YOUR TASK:
Lines that contain "Comparator" are to be counted; give only their number.

** BEGIN SUPPLIED DATA **

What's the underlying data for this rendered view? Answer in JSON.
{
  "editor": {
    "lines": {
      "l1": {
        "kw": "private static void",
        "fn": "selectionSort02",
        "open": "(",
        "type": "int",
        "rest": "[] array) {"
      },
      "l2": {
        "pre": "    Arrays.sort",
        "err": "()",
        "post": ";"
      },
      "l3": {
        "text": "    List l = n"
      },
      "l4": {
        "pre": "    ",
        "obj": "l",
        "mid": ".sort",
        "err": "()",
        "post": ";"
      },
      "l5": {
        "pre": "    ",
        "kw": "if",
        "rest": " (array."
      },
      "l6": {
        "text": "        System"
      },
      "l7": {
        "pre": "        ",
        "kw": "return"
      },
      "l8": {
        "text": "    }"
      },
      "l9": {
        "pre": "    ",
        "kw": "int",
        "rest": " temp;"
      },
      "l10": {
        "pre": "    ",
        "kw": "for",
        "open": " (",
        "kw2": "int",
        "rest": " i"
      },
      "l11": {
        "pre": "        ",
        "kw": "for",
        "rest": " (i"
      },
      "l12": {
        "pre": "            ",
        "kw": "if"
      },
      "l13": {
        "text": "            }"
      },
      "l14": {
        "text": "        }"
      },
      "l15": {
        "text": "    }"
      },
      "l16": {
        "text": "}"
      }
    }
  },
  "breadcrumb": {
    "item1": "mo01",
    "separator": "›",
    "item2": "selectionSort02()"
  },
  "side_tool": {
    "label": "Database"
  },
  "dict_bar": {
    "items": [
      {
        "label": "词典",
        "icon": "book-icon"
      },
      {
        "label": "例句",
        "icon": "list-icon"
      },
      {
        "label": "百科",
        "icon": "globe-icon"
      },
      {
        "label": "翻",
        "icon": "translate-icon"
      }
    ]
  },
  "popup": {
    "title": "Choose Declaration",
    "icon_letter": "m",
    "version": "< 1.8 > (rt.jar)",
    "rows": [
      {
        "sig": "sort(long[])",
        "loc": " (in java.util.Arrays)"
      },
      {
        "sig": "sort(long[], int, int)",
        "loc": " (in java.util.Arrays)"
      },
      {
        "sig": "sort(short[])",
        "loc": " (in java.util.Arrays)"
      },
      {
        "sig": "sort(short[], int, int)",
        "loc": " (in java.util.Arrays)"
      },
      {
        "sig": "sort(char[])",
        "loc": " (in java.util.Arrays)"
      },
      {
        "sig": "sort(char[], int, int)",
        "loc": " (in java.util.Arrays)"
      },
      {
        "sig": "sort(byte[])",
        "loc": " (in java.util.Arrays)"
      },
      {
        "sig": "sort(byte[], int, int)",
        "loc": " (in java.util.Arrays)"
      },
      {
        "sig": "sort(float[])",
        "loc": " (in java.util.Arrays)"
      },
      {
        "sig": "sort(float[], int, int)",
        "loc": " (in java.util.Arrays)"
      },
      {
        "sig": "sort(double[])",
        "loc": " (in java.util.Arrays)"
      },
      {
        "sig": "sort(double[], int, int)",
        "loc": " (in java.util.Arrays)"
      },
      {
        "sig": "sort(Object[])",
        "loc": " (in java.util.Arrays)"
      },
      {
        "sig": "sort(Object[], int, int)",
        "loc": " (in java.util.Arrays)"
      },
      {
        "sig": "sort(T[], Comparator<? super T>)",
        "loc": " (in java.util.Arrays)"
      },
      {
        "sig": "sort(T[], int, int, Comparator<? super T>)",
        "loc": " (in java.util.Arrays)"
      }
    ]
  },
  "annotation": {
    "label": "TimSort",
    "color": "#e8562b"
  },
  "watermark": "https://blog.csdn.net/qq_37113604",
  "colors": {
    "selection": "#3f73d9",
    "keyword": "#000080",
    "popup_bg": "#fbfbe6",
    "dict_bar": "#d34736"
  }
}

** END SUPPLIED DATA **

TASK OUTPUT:
2